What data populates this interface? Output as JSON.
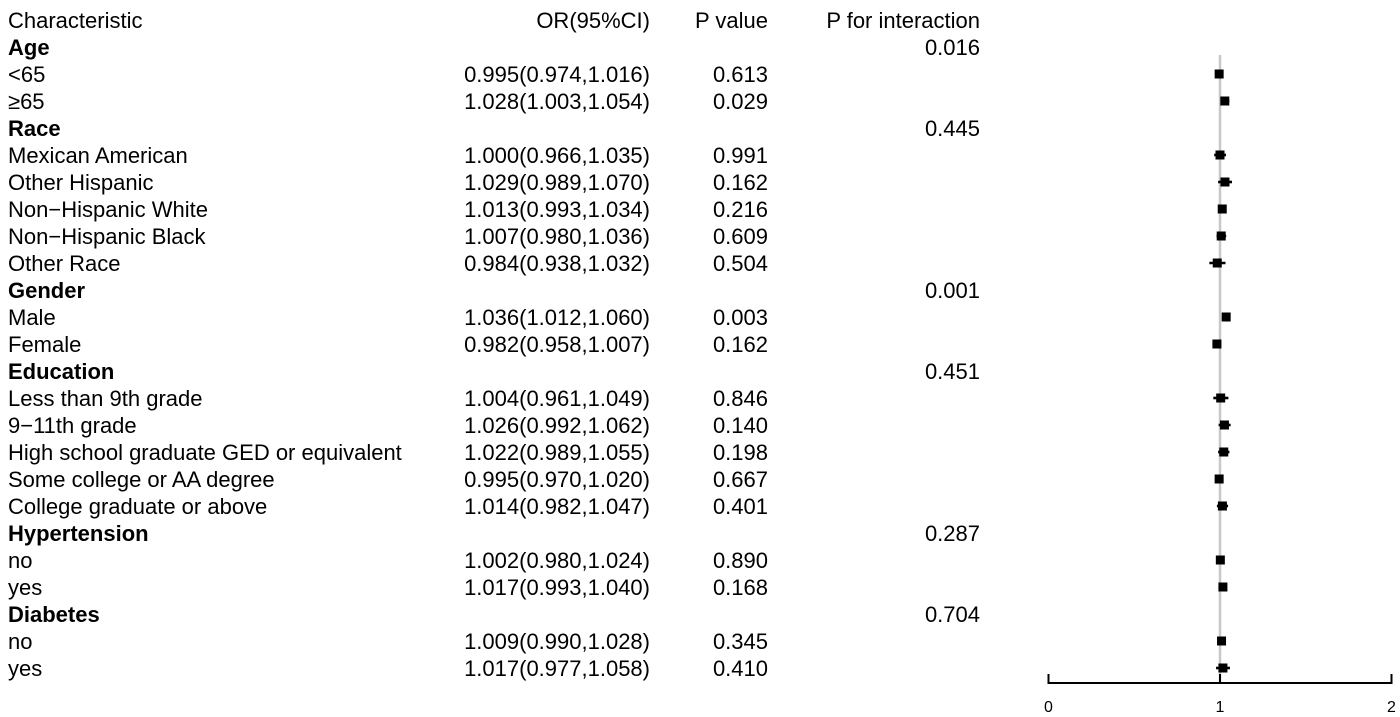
{
  "page": {
    "background": "#ffffff",
    "text_color": "#000000"
  },
  "table": {
    "columns": {
      "characteristic": "Characteristic",
      "or_ci": "OR(95%CI)",
      "p_value": "P value",
      "p_interaction": "P for interaction"
    }
  },
  "chart_data": {
    "type": "scatter",
    "subtype": "forest-plot",
    "title": "",
    "xlabel": "",
    "ylabel": "",
    "axis": {
      "min": 0,
      "max": 2,
      "ticks": [
        "0",
        "1",
        "2"
      ],
      "reference_line": 1
    },
    "legend": "none",
    "grid": false,
    "colors": {
      "marker": "#000000",
      "ci_line": "#000000",
      "reference_line": "#c8c8c8",
      "axis": "#000000",
      "tick_text": "#000000"
    },
    "rows": [
      {
        "label": "Age",
        "group": true,
        "p_interaction": "0.016"
      },
      {
        "label": "<65",
        "or_ci": "0.995(0.974,1.016)",
        "p": "0.613",
        "or": 0.995,
        "ci_low": 0.974,
        "ci_high": 1.016
      },
      {
        "label": "≥65",
        "or_ci": "1.028(1.003,1.054)",
        "p": "0.029",
        "or": 1.028,
        "ci_low": 1.003,
        "ci_high": 1.054
      },
      {
        "label": "Race",
        "group": true,
        "p_interaction": "0.445"
      },
      {
        "label": "Mexican American",
        "or_ci": "1.000(0.966,1.035)",
        "p": "0.991",
        "or": 1.0,
        "ci_low": 0.966,
        "ci_high": 1.035
      },
      {
        "label": "Other Hispanic",
        "or_ci": "1.029(0.989,1.070)",
        "p": "0.162",
        "or": 1.029,
        "ci_low": 0.989,
        "ci_high": 1.07
      },
      {
        "label": "Non−Hispanic White",
        "or_ci": "1.013(0.993,1.034)",
        "p": "0.216",
        "or": 1.013,
        "ci_low": 0.993,
        "ci_high": 1.034
      },
      {
        "label": "Non−Hispanic Black",
        "or_ci": "1.007(0.980,1.036)",
        "p": "0.609",
        "or": 1.007,
        "ci_low": 0.98,
        "ci_high": 1.036
      },
      {
        "label": "Other Race",
        "or_ci": "0.984(0.938,1.032)",
        "p": "0.504",
        "or": 0.984,
        "ci_low": 0.938,
        "ci_high": 1.032
      },
      {
        "label": "Gender",
        "group": true,
        "p_interaction": "0.001"
      },
      {
        "label": "Male",
        "or_ci": "1.036(1.012,1.060)",
        "p": "0.003",
        "or": 1.036,
        "ci_low": 1.012,
        "ci_high": 1.06
      },
      {
        "label": "Female",
        "or_ci": "0.982(0.958,1.007)",
        "p": "0.162",
        "or": 0.982,
        "ci_low": 0.958,
        "ci_high": 1.007
      },
      {
        "label": "Education",
        "group": true,
        "p_interaction": "0.451"
      },
      {
        "label": "Less than 9th grade",
        "or_ci": "1.004(0.961,1.049)",
        "p": "0.846",
        "or": 1.004,
        "ci_low": 0.961,
        "ci_high": 1.049
      },
      {
        "label": "9−11th grade",
        "or_ci": "1.026(0.992,1.062)",
        "p": "0.140",
        "or": 1.026,
        "ci_low": 0.992,
        "ci_high": 1.062
      },
      {
        "label": "High school graduate GED or equivalent",
        "or_ci": "1.022(0.989,1.055)",
        "p": "0.198",
        "or": 1.022,
        "ci_low": 0.989,
        "ci_high": 1.055
      },
      {
        "label": "Some college or AA degree",
        "or_ci": "0.995(0.970,1.020)",
        "p": "0.667",
        "or": 0.995,
        "ci_low": 0.97,
        "ci_high": 1.02
      },
      {
        "label": "College graduate or above",
        "or_ci": "1.014(0.982,1.047)",
        "p": "0.401",
        "or": 1.014,
        "ci_low": 0.982,
        "ci_high": 1.047
      },
      {
        "label": "Hypertension",
        "group": true,
        "p_interaction": "0.287"
      },
      {
        "label": "no",
        "or_ci": "1.002(0.980,1.024)",
        "p": "0.890",
        "or": 1.002,
        "ci_low": 0.98,
        "ci_high": 1.024
      },
      {
        "label": "yes",
        "or_ci": "1.017(0.993,1.040)",
        "p": "0.168",
        "or": 1.017,
        "ci_low": 0.993,
        "ci_high": 1.04
      },
      {
        "label": "Diabetes",
        "group": true,
        "p_interaction": "0.704"
      },
      {
        "label": "no",
        "or_ci": "1.009(0.990,1.028)",
        "p": "0.345",
        "or": 1.009,
        "ci_low": 0.99,
        "ci_high": 1.028
      },
      {
        "label": "yes",
        "or_ci": "1.017(0.977,1.058)",
        "p": "0.410",
        "or": 1.017,
        "ci_low": 0.977,
        "ci_high": 1.058
      }
    ]
  }
}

··········

▸ **OBJECTIVE**:
Scan the listing above and copy all lines containing the word "Other".

▸ **RESULT**:
        "label": "Other Hispanic",
        "label": "Other Race",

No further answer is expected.